:: DATASET EXCERPTS
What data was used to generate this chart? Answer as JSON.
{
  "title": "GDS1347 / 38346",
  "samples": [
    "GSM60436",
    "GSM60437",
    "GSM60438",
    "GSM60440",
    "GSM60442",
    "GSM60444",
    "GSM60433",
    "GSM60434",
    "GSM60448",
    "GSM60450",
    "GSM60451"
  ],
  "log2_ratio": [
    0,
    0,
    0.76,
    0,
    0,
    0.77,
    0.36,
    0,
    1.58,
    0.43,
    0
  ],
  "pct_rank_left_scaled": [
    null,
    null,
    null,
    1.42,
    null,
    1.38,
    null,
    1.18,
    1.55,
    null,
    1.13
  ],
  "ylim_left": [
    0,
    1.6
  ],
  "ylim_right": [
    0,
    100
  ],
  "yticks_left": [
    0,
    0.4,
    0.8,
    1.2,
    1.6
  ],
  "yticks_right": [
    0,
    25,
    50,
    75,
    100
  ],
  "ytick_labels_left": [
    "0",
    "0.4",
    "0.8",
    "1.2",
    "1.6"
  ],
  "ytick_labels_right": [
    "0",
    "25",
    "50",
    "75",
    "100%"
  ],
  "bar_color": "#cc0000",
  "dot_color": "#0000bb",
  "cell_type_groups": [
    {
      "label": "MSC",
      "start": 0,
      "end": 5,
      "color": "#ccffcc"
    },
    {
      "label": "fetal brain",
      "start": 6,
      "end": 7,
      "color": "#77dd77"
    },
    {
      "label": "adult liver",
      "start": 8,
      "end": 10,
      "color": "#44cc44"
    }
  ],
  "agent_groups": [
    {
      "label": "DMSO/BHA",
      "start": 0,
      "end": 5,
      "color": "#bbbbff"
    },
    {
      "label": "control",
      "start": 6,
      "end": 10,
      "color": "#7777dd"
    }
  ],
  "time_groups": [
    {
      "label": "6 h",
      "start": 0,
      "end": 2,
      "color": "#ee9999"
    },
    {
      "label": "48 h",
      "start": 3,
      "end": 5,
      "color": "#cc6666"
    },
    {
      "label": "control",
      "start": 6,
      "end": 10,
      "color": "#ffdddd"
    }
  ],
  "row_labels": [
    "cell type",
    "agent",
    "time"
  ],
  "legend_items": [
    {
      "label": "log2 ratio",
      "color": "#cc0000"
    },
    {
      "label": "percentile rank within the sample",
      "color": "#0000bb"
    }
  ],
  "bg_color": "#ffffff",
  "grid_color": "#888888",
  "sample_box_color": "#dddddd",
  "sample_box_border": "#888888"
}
::::
WORK INSTRUCTIONS: Return the listing above in full, character for character.

RESULT FOR THIS TASK:
What data was used to generate this chart? Answer as JSON.
{
  "title": "GDS1347 / 38346",
  "samples": [
    "GSM60436",
    "GSM60437",
    "GSM60438",
    "GSM60440",
    "GSM60442",
    "GSM60444",
    "GSM60433",
    "GSM60434",
    "GSM60448",
    "GSM60450",
    "GSM60451"
  ],
  "log2_ratio": [
    0,
    0,
    0.76,
    0,
    0,
    0.77,
    0.36,
    0,
    1.58,
    0.43,
    0
  ],
  "pct_rank_left_scaled": [
    null,
    null,
    null,
    1.42,
    null,
    1.38,
    null,
    1.18,
    1.55,
    null,
    1.13
  ],
  "ylim_left": [
    0,
    1.6
  ],
  "ylim_right": [
    0,
    100
  ],
  "yticks_left": [
    0,
    0.4,
    0.8,
    1.2,
    1.6
  ],
  "yticks_right": [
    0,
    25,
    50,
    75,
    100
  ],
  "ytick_labels_left": [
    "0",
    "0.4",
    "0.8",
    "1.2",
    "1.6"
  ],
  "ytick_labels_right": [
    "0",
    "25",
    "50",
    "75",
    "100%"
  ],
  "bar_color": "#cc0000",
  "dot_color": "#0000bb",
  "cell_type_groups": [
    {
      "label": "MSC",
      "start": 0,
      "end": 5,
      "color": "#ccffcc"
    },
    {
      "label": "fetal brain",
      "start": 6,
      "end": 7,
      "color": "#77dd77"
    },
    {
      "label": "adult liver",
      "start": 8,
      "end": 10,
      "color": "#44cc44"
    }
  ],
  "agent_groups": [
    {
      "label": "DMSO/BHA",
      "start": 0,
      "end": 5,
      "color": "#bbbbff"
    },
    {
      "label": "control",
      "start": 6,
      "end": 10,
      "color": "#7777dd"
    }
  ],
  "time_groups": [
    {
      "label": "6 h",
      "start": 0,
      "end": 2,
      "color": "#ee9999"
    },
    {
      "label": "48 h",
      "start": 3,
      "end": 5,
      "color": "#cc6666"
    },
    {
      "label": "control",
      "start": 6,
      "end": 10,
      "color": "#ffdddd"
    }
  ],
  "row_labels": [
    "cell type",
    "agent",
    "time"
  ],
  "legend_items": [
    {
      "label": "log2 ratio",
      "color": "#cc0000"
    },
    {
      "label": "percentile rank within the sample",
      "color": "#0000bb"
    }
  ],
  "bg_color": "#ffffff",
  "grid_color": "#888888",
  "sample_box_color": "#dddddd",
  "sample_box_border": "#888888"
}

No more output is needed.